Actions to take:
1. Translate this sentence from the political review into French: "One refers, of course, to the various threats of death and decapitation aimed in the direction of Andrew Lansley, the Secretary of State for Health."
2. Please go on with the political review, picking up right after its last sentence.

--- START OF Article ---

Weekly Political Review: Playing the Man

Weekly Political Review: Playing the Man

Let us examine the political thesis put forward by Lucy from Lymington who, commenting at Mail Online upon the latest anti-Cameron eruption from Mount Heffer, said that the prime minister should spend less time thinking about Syria and more about the people of Britain. The question this raises is whether Mr Cameron has really been more exercised this week by the appalling violence in Homs or whether it is the carnage closer to home that has been on his mind. One refers, of course, to the various threats of death and decapitation aimed in the direction of Andrew Lansley, the Secretary of State for Health. Regrettably, unrestrained by censure from either Russia or China, some of the shelling has emanated from Downing Street itself.

--- END OF Article ---
--- START OF Dataset records ---

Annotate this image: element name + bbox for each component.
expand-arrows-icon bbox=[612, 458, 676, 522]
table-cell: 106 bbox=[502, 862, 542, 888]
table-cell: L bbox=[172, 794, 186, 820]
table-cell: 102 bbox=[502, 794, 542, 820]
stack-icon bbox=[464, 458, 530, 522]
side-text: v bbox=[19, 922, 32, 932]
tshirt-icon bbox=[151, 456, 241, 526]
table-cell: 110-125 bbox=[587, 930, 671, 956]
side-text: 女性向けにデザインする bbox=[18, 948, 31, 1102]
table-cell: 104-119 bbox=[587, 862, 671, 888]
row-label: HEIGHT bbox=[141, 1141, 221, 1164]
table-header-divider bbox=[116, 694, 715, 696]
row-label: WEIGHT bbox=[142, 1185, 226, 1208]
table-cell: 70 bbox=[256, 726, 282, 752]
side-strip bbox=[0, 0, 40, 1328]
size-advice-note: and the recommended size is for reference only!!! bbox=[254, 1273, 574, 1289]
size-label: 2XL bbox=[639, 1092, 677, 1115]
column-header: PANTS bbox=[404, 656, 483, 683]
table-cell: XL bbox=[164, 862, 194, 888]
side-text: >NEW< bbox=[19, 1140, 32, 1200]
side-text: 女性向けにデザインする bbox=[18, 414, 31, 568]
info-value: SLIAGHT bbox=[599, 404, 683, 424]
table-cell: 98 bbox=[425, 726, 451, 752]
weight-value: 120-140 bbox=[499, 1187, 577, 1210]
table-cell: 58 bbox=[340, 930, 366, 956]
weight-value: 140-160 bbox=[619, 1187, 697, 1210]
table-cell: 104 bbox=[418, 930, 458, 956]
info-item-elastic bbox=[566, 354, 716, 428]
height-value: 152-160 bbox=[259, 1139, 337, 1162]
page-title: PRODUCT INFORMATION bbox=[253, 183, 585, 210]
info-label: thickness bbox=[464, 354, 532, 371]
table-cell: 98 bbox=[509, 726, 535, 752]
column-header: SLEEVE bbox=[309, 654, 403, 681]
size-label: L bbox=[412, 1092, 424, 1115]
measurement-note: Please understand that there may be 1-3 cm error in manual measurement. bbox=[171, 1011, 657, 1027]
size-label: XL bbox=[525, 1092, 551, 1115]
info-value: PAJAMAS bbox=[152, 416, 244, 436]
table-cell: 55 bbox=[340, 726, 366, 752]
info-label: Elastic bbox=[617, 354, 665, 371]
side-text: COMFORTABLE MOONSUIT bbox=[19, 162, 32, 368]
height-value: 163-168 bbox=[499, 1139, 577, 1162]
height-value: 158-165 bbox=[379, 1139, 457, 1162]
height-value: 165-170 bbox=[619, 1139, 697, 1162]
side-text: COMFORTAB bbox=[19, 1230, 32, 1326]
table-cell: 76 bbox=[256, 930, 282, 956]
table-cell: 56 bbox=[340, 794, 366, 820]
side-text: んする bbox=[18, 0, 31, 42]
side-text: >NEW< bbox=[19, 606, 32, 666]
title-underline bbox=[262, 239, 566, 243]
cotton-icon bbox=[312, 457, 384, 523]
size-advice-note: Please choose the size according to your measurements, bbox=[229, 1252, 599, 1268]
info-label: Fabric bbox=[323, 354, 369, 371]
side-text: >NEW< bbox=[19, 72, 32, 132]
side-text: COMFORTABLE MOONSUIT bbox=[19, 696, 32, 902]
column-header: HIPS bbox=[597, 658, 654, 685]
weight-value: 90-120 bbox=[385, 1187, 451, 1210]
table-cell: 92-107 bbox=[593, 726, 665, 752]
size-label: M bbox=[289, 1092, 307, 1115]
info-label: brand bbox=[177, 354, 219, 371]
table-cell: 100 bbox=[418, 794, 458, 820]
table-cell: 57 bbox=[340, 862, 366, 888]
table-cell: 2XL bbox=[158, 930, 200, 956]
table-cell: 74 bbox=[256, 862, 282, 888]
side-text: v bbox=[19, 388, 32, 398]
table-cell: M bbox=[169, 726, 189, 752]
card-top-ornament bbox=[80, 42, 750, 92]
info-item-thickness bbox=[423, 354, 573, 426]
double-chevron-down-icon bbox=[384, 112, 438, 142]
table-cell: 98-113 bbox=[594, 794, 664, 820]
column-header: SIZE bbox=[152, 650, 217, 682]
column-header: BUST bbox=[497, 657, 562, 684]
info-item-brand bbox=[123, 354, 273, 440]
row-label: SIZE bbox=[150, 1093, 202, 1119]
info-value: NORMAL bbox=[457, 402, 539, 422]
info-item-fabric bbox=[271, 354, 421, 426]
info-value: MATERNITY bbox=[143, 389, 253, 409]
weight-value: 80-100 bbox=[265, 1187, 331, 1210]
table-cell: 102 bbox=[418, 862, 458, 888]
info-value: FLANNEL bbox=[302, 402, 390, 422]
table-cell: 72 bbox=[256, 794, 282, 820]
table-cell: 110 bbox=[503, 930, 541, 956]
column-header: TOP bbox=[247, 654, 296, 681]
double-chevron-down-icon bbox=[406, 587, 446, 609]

--- END OF Dataset records ---

Expected answers:
1. On fait bien sûr référence aux diverses menaces de mort et de décapitation dirigées contre Andrew Lansley, le secrétaire d'État à la Santé.

2.
It is true that, ever since Russia and China put the kibosh on the UN's attempts to wag the internationalist finger at Damascus, Mr Hague, the foreign secretary, has been fretting about the situation in Syria. This, however, is not unusual in a foreign secretary. One might almost say that it defines Britain's place in the modern world. Some countries (eg Russia, Israel) seeing a problem on their doorstep they don't much like, sort it out. Some countries (eg Belgium, Italy) quit worrying about things they can't do anything to change long ago. Britain falls into neither of these camps. We have one of the largest fret to capability ratios in the world. And, to the extent that Mr Hague did have a plan - which, after sending William to the Falklands and Harry to Afghanistan, probably involved deploying Princess Eugenie in support of the rebel forces - it has now been stymied by the Security Council, giving us even more to get exercised about. Lucy from Lymington should stop trying to row against the tide of history, and rest assured that the Government still does have its eye on the ball. Or, returning to the topic of Mr Lansley and the health reforms, on the man rather than the ball.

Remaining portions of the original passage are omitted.